(Exercise task): Copy out all the entries exactly.

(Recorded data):

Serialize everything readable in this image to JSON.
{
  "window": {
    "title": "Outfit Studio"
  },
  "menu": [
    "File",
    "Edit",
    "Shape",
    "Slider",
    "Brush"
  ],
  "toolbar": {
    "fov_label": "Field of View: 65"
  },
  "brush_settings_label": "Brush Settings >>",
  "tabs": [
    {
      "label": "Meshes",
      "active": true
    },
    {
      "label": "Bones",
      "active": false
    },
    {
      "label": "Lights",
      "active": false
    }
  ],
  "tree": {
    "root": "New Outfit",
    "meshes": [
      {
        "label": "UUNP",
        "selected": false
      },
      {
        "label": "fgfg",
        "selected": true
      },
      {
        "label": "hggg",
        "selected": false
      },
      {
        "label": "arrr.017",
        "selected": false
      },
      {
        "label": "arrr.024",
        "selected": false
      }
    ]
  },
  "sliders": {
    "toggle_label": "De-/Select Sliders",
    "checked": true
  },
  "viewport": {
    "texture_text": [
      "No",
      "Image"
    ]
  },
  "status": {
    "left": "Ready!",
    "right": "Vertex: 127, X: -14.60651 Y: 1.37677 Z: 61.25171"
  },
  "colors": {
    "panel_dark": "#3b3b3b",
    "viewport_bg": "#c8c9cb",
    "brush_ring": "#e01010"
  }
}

(Final result):
Serialize everything readable in this image to JSON.
{
  "window": {
    "title": "Outfit Studio"
  },
  "menu": [
    "File",
    "Edit",
    "Shape",
    "Slider",
    "Brush"
  ],
  "toolbar": {
    "fov_label": "Field of View: 65"
  },
  "brush_settings_label": "Brush Settings >>",
  "tabs": [
    {
      "label": "Meshes",
      "active": true
    },
    {
      "label": "Bones",
      "active": false
    },
    {
      "label": "Lights",
      "active": false
    }
  ],
  "tree": {
    "root": "New Outfit",
    "meshes": [
      {
        "label": "UUNP",
        "selected": false
      },
      {
        "label": "fgfg",
        "selected": true
      },
      {
        "label": "hggg",
        "selected": false
      },
      {
        "label": "arrr.017",
        "selected": false
      },
      {
        "label": "arrr.024",
        "selected": false
      }
    ]
  },
  "sliders": {
    "toggle_label": "De-/Select Sliders",
    "checked": true
  },
  "viewport": {
    "texture_text": [
      "No",
      "Image"
    ]
  },
  "status": {
    "left": "Ready!",
    "right": "Vertex: 127, X: -14.60651 Y: 1.37677 Z: 61.25171"
  },
  "colors": {
    "panel_dark": "#3b3b3b",
    "viewport_bg": "#c8c9cb",
    "brush_ring": "#e01010"
  }
}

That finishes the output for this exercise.